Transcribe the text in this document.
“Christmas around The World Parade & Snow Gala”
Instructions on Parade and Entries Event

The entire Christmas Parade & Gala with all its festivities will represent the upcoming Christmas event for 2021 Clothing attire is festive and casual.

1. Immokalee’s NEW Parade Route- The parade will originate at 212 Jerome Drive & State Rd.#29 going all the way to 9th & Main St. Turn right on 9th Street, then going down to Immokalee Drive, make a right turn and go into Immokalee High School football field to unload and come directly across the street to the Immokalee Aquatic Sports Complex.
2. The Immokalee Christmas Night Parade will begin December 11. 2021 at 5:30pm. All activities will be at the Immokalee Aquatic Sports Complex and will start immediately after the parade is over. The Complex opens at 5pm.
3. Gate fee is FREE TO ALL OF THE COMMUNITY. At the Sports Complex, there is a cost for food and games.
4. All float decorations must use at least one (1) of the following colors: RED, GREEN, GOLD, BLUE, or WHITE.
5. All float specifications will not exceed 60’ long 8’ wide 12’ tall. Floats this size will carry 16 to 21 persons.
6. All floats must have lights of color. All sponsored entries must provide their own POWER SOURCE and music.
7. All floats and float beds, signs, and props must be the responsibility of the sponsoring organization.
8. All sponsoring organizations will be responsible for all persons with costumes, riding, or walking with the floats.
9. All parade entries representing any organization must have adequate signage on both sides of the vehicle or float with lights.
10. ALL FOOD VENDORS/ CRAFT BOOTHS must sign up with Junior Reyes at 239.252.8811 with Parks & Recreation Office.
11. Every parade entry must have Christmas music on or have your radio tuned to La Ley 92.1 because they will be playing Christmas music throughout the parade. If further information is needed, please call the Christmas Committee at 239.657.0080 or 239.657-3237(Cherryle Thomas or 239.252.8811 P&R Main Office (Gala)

:::

OBJECTIVE — Reproduce the material verbatim, line by line.

FINISHED TASK —
Transcribe the text in this document.
“Christmas around The World Parade & Snow Gala”
Instructions on Parade and Entries Event

The entire Christmas Parade & Gala with all its festivities will represent the upcoming Christmas event for 2021 Clothing attire is festive and casual.

1. Immokalee’s NEW Parade Route- The parade will originate at 212 Jerome Drive & State Rd.#29 going all the way to 9th & Main St. Turn right on 9th Street, then going down to Immokalee Drive, make a right turn and go into Immokalee High School football field to unload and come directly across the street to the Immokalee Aquatic Sports Complex.
2. The Immokalee Christmas Night Parade will begin December 11. 2021 at 5:30pm. All activities will be at the Immokalee Aquatic Sports Complex and will start immediately after the parade is over. The Complex opens at 5pm.
3. Gate fee is FREE TO ALL OF THE COMMUNITY. At the Sports Complex, there is a cost for food and games.
4. All float decorations must use at least one (1) of the following colors: RED, GREEN, GOLD, BLUE, or WHITE.
5. All float specifications will not exceed 60’ long 8’ wide 12’ tall. Floats this size will carry 16 to 21 persons.
6. All floats must have lights of color. All sponsored entries must provide their own POWER SOURCE and music.
7. All floats and float beds, signs, and props must be the responsibility of the sponsoring organization.
8. All sponsoring organizations will be responsible for all persons with costumes, riding, or walking with the floats.
9. All parade entries representing any organization must have adequate signage on both sides of the vehicle or float with lights.
10. ALL FOOD VENDORS/ CRAFT BOOTHS must sign up with Junior Reyes at 239.252.8811 with Parks & Recreation Office.
11. Every parade entry must have Christmas music on or have your radio tuned to La Ley 92.1 because they will be playing Christmas music throughout the parade. If further information is needed, please call the Christmas Committee at 239.657.0080 or 239.657-3237(Cherryle Thomas or 239.252.8811 P&R Main Office (Gala)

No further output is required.